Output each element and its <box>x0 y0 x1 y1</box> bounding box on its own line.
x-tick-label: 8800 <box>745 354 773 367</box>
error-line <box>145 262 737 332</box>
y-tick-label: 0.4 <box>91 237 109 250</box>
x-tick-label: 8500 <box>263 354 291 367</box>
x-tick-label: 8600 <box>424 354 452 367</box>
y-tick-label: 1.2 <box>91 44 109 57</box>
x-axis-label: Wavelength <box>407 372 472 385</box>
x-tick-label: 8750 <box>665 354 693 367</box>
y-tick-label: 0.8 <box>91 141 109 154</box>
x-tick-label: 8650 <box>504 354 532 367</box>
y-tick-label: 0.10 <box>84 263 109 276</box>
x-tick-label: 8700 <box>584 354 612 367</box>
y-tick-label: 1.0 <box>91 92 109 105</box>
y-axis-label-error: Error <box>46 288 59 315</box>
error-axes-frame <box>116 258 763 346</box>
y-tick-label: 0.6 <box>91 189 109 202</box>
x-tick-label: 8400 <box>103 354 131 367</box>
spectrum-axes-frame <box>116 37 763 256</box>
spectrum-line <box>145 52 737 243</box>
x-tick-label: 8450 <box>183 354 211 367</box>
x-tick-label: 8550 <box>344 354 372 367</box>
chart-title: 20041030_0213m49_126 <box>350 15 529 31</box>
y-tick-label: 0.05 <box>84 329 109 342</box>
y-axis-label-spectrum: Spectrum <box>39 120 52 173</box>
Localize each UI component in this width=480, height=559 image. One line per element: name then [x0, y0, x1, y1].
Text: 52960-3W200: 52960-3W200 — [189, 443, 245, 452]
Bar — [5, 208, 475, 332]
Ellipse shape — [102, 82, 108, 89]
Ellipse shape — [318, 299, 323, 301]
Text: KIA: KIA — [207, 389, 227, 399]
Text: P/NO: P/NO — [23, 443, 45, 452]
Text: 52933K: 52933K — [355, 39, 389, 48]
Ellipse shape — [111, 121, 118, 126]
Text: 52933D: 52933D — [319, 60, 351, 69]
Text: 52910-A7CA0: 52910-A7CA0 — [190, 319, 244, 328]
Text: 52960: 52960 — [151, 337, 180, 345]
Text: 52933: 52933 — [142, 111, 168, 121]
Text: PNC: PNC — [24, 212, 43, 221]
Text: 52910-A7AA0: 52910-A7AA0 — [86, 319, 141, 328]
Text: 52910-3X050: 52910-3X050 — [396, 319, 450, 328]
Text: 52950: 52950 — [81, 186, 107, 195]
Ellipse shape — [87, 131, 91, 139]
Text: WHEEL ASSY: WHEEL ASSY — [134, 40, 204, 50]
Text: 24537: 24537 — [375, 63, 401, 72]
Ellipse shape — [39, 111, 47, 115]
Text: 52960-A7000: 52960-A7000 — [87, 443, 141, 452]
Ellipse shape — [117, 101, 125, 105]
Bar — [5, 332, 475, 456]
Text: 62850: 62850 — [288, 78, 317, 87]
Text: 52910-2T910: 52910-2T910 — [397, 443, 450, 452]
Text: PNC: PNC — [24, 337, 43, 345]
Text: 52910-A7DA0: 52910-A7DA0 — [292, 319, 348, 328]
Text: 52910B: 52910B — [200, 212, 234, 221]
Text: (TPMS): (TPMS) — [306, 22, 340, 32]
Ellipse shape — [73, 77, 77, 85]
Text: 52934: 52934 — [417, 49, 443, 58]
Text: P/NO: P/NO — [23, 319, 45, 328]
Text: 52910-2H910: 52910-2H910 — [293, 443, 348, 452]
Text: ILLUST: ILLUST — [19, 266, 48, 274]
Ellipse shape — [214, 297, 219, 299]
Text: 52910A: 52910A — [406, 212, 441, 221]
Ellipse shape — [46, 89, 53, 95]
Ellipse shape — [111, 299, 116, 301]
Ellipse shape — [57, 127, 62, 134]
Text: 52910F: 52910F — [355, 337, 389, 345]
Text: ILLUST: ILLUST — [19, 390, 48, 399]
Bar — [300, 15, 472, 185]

-=-=-=-=-

Rewrite every line of the items above as one numbered list, leaving out any blank lines.

TASK RESULT:
1. Output each element and its <box>x0 y0 x1 y1</box> bounding box on its own line.
2. x-tick-label: 8800 <box>745 354 773 367</box>
3. error-line <box>145 262 737 332</box>
4. y-tick-label: 0.4 <box>91 237 109 250</box>
5. x-tick-label: 8500 <box>263 354 291 367</box>
6. x-tick-label: 8600 <box>424 354 452 367</box>
7. y-tick-label: 1.2 <box>91 44 109 57</box>
8. x-axis-label: Wavelength <box>407 372 472 385</box>
9. x-tick-label: 8750 <box>665 354 693 367</box>
10. y-tick-label: 0.8 <box>91 141 109 154</box>
11. x-tick-label: 8650 <box>504 354 532 367</box>
12. y-tick-label: 0.10 <box>84 263 109 276</box>
13. x-tick-label: 8700 <box>584 354 612 367</box>
14. y-tick-label: 1.0 <box>91 92 109 105</box>
15. y-axis-label-error: Error <box>46 288 59 315</box>
16. error-axes-frame <box>116 258 763 346</box>
17. y-tick-label: 0.6 <box>91 189 109 202</box>
18. x-tick-label: 8400 <box>103 354 131 367</box>
19. spectrum-axes-frame <box>116 37 763 256</box>
20. spectrum-line <box>145 52 737 243</box>
21. x-tick-label: 8450 <box>183 354 211 367</box>
22. x-tick-label: 8550 <box>344 354 372 367</box>
23. chart-title: 20041030_0213m49_126 <box>350 15 529 31</box>
24. y-tick-label: 0.05 <box>84 329 109 342</box>
25. y-axis-label-spectrum: Spectrum <box>39 120 52 173</box>
26. Localize each UI component in this width=480, height=559 image. One line per element: name then [x0, y0, x1, y1].
27. Text: 52960-3W200: 52960-3W200 — [189, 443, 245, 452]
28. Bar — [5, 208, 475, 332]
29. Ellipse shape — [102, 82, 108, 89]
30. Ellipse shape — [318, 299, 323, 301]
31. Text: KIA: KIA — [207, 389, 227, 399]
32. Text: P/NO: P/NO — [23, 443, 45, 452]
33. Text: 52933K: 52933K — [355, 39, 389, 48]
34. Ellipse shape — [111, 121, 118, 126]
35. Text: 52933D: 52933D — [319, 60, 351, 69]
36. Text: 52910-A7CA0: 52910-A7CA0 — [190, 319, 244, 328]
37. Text: 52960: 52960 — [151, 337, 180, 345]
38. Text: 52933: 52933 — [142, 111, 168, 121]
39. Text: PNC: PNC — [24, 212, 43, 221]
40. Text: 52910-A7AA0: 52910-A7AA0 — [86, 319, 141, 328]
41. Text: 52910-3X050: 52910-3X050 — [396, 319, 450, 328]
42. Text: 52950: 52950 — [81, 186, 107, 195]
43. Ellipse shape — [87, 131, 91, 139]
44. Text: WHEEL ASSY: WHEEL ASSY — [134, 40, 204, 50]
45. Text: 24537: 24537 — [375, 63, 401, 72]
46. Ellipse shape — [39, 111, 47, 115]
47. Text: 52960-A7000: 52960-A7000 — [87, 443, 141, 452]
48. Ellipse shape — [117, 101, 125, 105]
49. Bar — [5, 332, 475, 456]
50. Text: 62850: 62850 — [288, 78, 317, 87]
51. Text: 52910-2T910: 52910-2T910 — [397, 443, 450, 452]
52. Text: PNC: PNC — [24, 337, 43, 345]
53. Text: 52910-A7DA0: 52910-A7DA0 — [292, 319, 348, 328]
54. Text: 52910B: 52910B — [200, 212, 234, 221]
55. Text: (TPMS): (TPMS) — [306, 22, 340, 32]
56. Ellipse shape — [73, 77, 77, 85]
57. Text: 52934: 52934 — [417, 49, 443, 58]
58. Text: P/NO: P/NO — [23, 319, 45, 328]
59. Text: 52910-2H910: 52910-2H910 — [293, 443, 348, 452]
60. Text: ILLUST: ILLUST — [19, 266, 48, 274]
61. Ellipse shape — [214, 297, 219, 299]
62. Text: 52910A: 52910A — [406, 212, 441, 221]
63. Ellipse shape — [46, 89, 53, 95]
64. Ellipse shape — [111, 299, 116, 301]
65. Ellipse shape — [57, 127, 62, 134]
66. Text: 52910F: 52910F — [355, 337, 389, 345]
67. Text: ILLUST: ILLUST — [19, 390, 48, 399]
68. Bar — [300, 15, 472, 185]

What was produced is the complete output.